* TASK GOAL *
Show every line that has the string "Academy" in it.

* DATA TO PROCESS *
┌──

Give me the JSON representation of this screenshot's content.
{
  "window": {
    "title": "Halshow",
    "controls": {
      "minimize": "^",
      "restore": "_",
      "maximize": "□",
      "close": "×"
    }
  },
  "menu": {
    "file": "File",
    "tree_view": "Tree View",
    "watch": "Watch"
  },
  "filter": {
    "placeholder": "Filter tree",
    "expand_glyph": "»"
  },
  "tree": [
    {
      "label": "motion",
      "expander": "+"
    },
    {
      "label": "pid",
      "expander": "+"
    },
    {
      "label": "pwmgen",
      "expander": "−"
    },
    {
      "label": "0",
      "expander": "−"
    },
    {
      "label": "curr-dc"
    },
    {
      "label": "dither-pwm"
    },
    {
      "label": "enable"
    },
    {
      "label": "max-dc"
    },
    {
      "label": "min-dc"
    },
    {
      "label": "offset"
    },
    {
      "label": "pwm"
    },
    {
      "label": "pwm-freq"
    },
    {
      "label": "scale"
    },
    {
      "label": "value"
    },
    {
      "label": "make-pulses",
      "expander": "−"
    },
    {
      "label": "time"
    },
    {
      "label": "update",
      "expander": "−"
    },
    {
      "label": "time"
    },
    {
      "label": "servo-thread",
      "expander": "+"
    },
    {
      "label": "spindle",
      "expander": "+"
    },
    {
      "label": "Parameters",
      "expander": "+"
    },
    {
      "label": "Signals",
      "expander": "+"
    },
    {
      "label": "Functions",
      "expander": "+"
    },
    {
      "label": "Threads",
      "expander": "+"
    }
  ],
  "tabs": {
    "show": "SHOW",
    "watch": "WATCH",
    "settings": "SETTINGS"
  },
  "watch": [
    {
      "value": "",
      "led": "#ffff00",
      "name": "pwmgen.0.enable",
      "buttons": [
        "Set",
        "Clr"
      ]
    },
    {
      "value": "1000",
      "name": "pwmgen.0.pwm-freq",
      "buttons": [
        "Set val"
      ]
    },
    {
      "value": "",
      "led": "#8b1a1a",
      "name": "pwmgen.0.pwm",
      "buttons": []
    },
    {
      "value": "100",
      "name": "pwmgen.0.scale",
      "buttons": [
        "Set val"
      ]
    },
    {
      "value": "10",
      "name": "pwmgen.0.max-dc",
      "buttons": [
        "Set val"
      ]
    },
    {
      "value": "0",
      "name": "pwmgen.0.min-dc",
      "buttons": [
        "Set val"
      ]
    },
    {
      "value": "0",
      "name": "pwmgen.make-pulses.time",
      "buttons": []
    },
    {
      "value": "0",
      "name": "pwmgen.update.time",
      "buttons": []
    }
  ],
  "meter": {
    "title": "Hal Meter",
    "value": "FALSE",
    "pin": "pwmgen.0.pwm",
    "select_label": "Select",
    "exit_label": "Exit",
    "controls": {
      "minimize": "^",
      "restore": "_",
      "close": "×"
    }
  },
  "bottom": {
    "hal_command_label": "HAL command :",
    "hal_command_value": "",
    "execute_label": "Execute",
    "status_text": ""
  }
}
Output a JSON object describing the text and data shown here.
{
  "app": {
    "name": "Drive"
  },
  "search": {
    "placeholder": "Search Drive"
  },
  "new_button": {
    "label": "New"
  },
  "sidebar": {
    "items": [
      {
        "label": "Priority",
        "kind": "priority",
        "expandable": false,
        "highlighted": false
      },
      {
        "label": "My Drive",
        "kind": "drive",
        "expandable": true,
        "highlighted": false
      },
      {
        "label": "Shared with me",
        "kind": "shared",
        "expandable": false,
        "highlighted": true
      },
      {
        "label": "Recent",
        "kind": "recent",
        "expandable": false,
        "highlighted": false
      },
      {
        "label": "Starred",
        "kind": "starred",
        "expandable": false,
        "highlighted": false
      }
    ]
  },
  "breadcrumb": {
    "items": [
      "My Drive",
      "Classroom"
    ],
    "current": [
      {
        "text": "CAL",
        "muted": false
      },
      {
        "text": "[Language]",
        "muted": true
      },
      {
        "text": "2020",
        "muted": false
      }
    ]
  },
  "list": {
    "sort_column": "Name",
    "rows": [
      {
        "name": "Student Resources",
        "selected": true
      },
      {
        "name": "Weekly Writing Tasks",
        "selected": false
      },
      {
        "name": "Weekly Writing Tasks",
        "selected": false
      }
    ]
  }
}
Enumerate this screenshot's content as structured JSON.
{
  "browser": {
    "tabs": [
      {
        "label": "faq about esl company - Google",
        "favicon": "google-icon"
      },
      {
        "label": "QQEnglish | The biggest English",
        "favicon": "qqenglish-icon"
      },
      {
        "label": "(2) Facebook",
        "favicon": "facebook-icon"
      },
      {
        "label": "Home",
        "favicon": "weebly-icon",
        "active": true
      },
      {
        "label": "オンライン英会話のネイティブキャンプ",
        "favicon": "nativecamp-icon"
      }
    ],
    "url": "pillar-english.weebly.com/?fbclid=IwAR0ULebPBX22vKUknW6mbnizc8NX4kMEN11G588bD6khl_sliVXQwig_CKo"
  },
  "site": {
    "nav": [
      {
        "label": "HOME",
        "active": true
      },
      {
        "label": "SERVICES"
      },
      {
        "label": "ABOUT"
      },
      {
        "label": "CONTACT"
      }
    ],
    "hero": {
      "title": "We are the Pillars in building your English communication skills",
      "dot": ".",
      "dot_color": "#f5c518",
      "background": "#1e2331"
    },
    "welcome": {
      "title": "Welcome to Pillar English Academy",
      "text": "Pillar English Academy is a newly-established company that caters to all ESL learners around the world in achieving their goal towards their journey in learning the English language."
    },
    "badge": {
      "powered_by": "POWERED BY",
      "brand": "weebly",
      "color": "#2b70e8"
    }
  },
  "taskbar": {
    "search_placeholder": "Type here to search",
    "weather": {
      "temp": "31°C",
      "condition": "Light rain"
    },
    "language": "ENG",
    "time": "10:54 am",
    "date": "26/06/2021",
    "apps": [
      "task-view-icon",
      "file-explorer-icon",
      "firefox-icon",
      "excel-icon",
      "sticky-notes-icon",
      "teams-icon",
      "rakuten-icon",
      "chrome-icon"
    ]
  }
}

└──

* RESPONSE FOR THIS EXERCISE *
      "title": "Welcome to Pillar English Academy",
      "text": "Pillar English Academy is a newly-established company that caters to all ESL learners around the world in achieving their goal towards their journey in learning the English language."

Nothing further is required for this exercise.